[Start of DATA EXCERPTS]

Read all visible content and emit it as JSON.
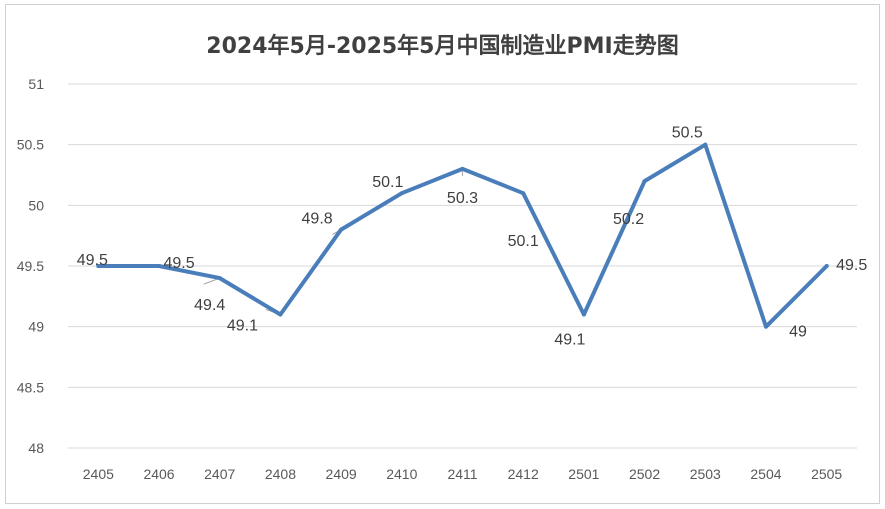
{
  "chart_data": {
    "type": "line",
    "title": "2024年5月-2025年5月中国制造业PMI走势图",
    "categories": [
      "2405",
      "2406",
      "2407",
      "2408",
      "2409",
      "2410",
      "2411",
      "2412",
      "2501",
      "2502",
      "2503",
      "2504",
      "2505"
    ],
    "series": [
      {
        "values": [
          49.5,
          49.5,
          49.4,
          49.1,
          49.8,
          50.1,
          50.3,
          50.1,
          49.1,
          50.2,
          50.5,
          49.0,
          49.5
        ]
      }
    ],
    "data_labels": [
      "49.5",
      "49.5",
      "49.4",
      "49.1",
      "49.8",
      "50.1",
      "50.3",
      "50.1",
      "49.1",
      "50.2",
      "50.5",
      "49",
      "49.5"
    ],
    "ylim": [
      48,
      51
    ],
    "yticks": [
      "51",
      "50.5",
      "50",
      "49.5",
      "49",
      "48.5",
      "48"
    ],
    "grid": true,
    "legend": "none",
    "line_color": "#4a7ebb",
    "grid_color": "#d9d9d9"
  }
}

[End of DATA EXCERPTS]
[Start of DATA EXCERPTS]

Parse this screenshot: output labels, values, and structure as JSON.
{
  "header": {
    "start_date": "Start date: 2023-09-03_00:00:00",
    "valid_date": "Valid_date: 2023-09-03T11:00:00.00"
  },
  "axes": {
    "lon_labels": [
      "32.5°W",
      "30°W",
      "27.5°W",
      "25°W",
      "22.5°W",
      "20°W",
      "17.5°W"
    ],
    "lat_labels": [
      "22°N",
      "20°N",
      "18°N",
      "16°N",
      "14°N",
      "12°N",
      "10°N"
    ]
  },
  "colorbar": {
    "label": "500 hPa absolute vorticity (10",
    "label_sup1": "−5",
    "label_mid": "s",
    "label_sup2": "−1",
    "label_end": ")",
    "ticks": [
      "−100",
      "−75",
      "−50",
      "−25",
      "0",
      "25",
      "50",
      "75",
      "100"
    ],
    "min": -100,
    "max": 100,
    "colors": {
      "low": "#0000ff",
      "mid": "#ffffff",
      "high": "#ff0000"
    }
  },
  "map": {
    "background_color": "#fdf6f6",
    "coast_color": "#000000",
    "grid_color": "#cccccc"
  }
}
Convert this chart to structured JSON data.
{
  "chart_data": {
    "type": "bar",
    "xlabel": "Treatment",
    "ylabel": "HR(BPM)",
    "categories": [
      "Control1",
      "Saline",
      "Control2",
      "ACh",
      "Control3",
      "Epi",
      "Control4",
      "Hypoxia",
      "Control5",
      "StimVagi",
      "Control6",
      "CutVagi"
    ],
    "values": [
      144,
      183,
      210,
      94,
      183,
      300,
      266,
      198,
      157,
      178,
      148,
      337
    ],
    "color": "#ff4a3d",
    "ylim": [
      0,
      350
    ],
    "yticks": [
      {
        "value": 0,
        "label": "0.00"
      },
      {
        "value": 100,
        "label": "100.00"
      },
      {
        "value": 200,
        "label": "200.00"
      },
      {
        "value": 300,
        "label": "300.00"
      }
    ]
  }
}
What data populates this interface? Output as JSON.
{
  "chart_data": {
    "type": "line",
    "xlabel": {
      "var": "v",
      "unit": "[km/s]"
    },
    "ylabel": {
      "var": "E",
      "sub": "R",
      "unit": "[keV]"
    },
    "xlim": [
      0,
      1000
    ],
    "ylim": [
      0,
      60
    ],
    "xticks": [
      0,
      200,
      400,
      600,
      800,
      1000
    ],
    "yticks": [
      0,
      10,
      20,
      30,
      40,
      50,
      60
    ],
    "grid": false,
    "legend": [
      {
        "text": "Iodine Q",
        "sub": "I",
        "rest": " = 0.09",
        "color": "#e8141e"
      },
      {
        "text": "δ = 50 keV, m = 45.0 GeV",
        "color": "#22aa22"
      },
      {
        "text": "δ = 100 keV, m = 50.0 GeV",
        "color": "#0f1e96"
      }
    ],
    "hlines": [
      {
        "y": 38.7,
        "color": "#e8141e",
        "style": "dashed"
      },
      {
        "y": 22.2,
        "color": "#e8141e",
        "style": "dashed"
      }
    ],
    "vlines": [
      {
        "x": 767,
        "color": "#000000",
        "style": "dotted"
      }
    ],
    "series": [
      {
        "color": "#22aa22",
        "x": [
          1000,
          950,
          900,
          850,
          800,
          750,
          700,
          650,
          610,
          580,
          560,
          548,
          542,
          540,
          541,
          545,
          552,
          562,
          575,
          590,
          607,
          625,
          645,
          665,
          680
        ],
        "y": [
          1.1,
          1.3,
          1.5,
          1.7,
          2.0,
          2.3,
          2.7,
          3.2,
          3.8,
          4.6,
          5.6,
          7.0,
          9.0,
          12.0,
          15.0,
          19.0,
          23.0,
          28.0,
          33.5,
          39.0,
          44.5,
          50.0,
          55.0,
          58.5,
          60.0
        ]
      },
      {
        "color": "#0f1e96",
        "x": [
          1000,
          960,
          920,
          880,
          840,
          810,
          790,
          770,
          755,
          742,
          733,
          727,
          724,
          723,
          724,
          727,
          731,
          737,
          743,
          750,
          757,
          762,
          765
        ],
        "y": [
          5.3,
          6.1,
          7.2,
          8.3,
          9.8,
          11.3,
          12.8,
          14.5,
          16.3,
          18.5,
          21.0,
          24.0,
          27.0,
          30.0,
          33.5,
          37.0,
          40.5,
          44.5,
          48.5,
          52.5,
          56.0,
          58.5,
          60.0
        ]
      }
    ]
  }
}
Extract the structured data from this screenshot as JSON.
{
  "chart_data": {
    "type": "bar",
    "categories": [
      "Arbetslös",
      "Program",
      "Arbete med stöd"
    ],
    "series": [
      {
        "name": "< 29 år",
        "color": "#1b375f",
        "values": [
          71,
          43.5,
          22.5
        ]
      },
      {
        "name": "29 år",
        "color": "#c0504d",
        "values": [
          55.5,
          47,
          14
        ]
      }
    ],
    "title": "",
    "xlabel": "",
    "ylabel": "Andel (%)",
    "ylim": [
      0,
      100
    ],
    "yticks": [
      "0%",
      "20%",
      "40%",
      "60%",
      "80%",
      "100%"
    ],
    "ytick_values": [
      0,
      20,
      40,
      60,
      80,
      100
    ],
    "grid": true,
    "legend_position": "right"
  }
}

[End of DATA EXCERPTS]

■ **TASK REQUIREMENTS**:
Select and copy every line of the material that holds the string "screenshot".

■ **REPLY TO THE TASK**:
Parse this screenshot: output labels, values, and structure as JSON.
Extract the structured data from this screenshot as JSON.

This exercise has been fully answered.